**Exercise text**
Stuart Banda

Personal information
- Born: 20 November 1988 (age 37)

Sport
- Country: Malawi
- Sport: Athletics
- Event(s): 5000 m, 10,000 m

= Stuart Banda =

Malawian long-distance runner (born 1988)

Stuart Banda (born 20 November 1988) is a Malawian long-distance runner. He competed in the 5000 metres at the 2015 World Championships in Beijing.

Banda began training for athletics in 2013. In early 2015, Banda won the 21-kilometre Ku Chawe Mountain Race in Zomba, Malawi, setting a new course record in his debut performance at the race. Banda also won a 10,000 metres race in the lead-up to the 2015 World Athletics Championships.

Banda's Ku Chawe performance as well as his wins in other local races led to his selection to represent Malawi at the 2015 World Championships in Athletics in both the 5000 metres and the 10,000 metres, although he would only enter the 5000 m. He was sent without a coach and had to train with other African athletes. Having financial problems, Mauritius provided him with an airplane ticket.

**Extracted information**
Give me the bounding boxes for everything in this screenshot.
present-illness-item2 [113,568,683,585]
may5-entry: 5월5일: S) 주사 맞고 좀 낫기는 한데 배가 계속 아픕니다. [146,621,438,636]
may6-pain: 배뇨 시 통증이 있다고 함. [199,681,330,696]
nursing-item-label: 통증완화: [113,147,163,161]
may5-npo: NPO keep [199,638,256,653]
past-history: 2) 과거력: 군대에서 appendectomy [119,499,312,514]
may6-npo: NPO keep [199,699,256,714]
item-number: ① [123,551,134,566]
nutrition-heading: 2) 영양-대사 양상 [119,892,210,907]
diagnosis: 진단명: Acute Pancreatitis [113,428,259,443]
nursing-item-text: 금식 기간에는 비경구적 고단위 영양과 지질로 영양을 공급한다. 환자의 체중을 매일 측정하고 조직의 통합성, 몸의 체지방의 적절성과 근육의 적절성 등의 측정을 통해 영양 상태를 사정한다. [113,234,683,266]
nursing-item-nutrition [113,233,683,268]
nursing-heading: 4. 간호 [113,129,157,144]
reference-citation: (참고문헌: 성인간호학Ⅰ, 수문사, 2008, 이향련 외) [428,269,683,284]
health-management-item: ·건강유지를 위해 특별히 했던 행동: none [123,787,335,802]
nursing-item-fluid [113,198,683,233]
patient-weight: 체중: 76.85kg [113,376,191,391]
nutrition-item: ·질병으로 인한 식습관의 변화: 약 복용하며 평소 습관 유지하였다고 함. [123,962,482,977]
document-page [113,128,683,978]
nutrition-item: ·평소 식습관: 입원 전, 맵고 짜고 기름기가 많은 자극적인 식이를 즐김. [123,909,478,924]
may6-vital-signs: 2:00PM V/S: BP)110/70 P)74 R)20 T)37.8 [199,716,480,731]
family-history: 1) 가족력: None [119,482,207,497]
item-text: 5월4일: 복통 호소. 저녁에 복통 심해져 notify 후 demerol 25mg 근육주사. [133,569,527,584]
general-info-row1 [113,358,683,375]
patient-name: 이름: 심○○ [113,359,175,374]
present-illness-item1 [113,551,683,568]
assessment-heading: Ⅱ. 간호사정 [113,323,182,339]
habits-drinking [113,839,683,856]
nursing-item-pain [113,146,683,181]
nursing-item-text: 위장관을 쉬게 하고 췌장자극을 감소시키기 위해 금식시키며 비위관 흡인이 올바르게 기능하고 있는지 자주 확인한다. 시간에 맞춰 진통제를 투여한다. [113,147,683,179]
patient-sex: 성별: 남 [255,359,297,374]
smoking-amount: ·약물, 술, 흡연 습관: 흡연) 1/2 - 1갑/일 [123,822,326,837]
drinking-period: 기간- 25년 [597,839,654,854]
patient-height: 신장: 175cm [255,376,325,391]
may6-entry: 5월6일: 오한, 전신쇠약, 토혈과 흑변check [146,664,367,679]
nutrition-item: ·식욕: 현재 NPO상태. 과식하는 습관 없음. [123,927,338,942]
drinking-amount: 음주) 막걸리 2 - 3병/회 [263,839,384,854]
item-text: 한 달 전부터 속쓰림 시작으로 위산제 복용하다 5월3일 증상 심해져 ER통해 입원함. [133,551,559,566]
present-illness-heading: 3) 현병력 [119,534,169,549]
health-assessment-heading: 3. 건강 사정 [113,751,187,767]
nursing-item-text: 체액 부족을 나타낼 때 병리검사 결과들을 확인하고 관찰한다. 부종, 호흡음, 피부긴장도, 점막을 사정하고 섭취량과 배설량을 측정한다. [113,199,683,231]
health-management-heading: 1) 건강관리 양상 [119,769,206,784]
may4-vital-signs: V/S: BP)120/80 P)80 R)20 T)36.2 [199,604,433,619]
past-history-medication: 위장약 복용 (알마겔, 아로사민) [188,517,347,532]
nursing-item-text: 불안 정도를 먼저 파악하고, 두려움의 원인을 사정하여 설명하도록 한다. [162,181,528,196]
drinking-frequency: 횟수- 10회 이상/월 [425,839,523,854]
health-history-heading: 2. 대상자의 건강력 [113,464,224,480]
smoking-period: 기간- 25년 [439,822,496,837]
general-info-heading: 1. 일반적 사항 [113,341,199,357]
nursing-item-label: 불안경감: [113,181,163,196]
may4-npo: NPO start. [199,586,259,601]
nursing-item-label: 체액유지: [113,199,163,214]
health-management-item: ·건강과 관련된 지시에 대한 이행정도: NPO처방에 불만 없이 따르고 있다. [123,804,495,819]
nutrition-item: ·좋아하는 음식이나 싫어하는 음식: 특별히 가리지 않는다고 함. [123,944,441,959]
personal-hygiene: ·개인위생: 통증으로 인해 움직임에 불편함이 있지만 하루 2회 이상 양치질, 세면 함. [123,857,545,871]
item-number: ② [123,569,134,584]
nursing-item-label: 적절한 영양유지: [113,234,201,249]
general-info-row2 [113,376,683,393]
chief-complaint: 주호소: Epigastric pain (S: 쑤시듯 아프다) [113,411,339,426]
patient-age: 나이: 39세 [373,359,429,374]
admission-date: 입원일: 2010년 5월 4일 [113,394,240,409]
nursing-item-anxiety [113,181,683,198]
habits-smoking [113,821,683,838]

**Problems and tasks**
A - According to the text on Stuart Banda, in what year did he begin training for athletics?
B - Set down the part of the text on Stuart Banda starting with "Malawian long-distance runner (born" and going on through "World Athletics Championships.".

**Per-task outputs**
A - 2013

B -
Malawian long-distance runner (born 1988)

Stuart Banda (born 20 November 1988) is a Malawian long-distance runner. He competed in the 5000 metres at the 2015 World Championships in Beijing.

Banda began training for athletics in 2013. In early 2015, Banda won the 21-kilometre Ku Chawe Mountain Race in Zomba, Malawi, setting a new course record in his debut performance at the race. Banda also won a 10,000 metres race in the lead-up to the 2015 World Athletics Championships.